* **Set exercise**
Go through the listing beneath this task and return every line that carries the string "window".

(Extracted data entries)
▶

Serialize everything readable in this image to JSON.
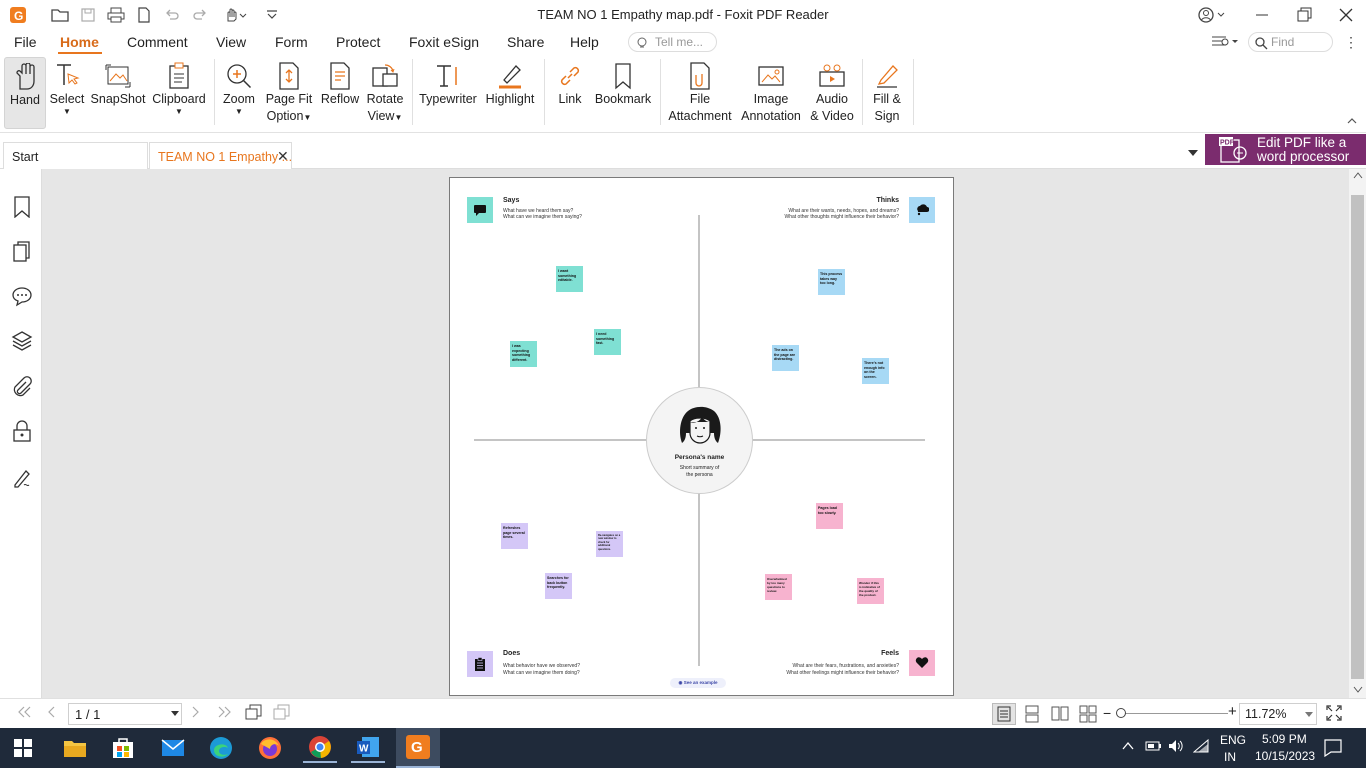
{
  "window": {
    "title": "TEAM NO 1 Empathy map.pdf - Foxit PDF Reader"
  },
  "menu": {
    "items": [
      "File",
      "Home",
      "Comment",
      "View",
      "Form",
      "Protect",
      "Foxit eSign",
      "Share",
      "Help"
    ],
    "tell_me_placeholder": "Tell me...",
    "find_placeholder": "Find"
  },
  "ribbon": {
    "hand": "Hand",
    "select": "Select",
    "snapshot": "SnapShot",
    "clipboard": "Clipboard",
    "zoom": "Zoom",
    "page_fit_1": "Page Fit",
    "page_fit_2": "Option",
    "reflow": "Reflow",
    "rotate_1": "Rotate",
    "rotate_2": "View",
    "typewriter": "Typewriter",
    "highlight": "Highlight",
    "link": "Link",
    "bookmark": "Bookmark",
    "file_att_1": "File",
    "file_att_2": "Attachment",
    "image_ann_1": "Image",
    "image_ann_2": "Annotation",
    "audio_1": "Audio",
    "audio_2": "& Video",
    "fill_1": "Fill &",
    "fill_2": "Sign"
  },
  "tabs": {
    "start": "Start",
    "doc": "TEAM NO 1 Empathy ..."
  },
  "promo": {
    "line1": "Edit PDF like a",
    "line2": "word processor"
  },
  "doc": {
    "says": {
      "title": "Says",
      "q1": "What have we heard them say?",
      "q2": "What can we imagine them saying?"
    },
    "thinks": {
      "title": "Thinks",
      "q1": "What are their wants, needs, hopes, and dreams?",
      "q2": "What other thoughts might influence their behavior?"
    },
    "does": {
      "title": "Does",
      "q1": "What behavior have we observed?",
      "q2": "What can we imagine them doing?"
    },
    "feels": {
      "title": "Feels",
      "q1": "What are their fears, frustrations, and anxieties?",
      "q2": "What other feelings might influence their behavior?"
    },
    "persona": {
      "name": "Persona's name",
      "summary1": "Short summary of",
      "summary2": "the persona"
    },
    "see_example": "See an example",
    "notes": {
      "n1": "I want something editable.",
      "n2": "I was expecting something different.",
      "n3": "I need something fast.",
      "n4": "This process takes way too long.",
      "n5": "The ads on the page are distracting.",
      "n6": "There's not enough info on the screen.",
      "n7": "Refreshes page several times.",
      "n8": "Re-navigates on a new window to check for additional questions.",
      "n9": "Searches for back button frequently.",
      "n10": "Pages load too slowly.",
      "n11": "Overwhelmed by too many questions to review.",
      "n12": "Wonder if this is indicative of the quality of the product."
    }
  },
  "status": {
    "page": "1 / 1",
    "zoom": "11.72%"
  },
  "tray": {
    "lang1": "ENG",
    "lang2": "IN",
    "time": "5:09 PM",
    "date": "10/15/2023"
  },
  "colors": {
    "accent": "#e8761e",
    "teal": "#7fe0d3",
    "blue": "#a7d9f5",
    "purple": "#d4c7f7",
    "pink": "#f7b3cf",
    "promo": "#7b2c6e",
    "taskbar": "#1f2a3a"
  }
}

◀

* **The output**
  "window": {
      "n8": "Re-navigates on a new window to check for additional questions.",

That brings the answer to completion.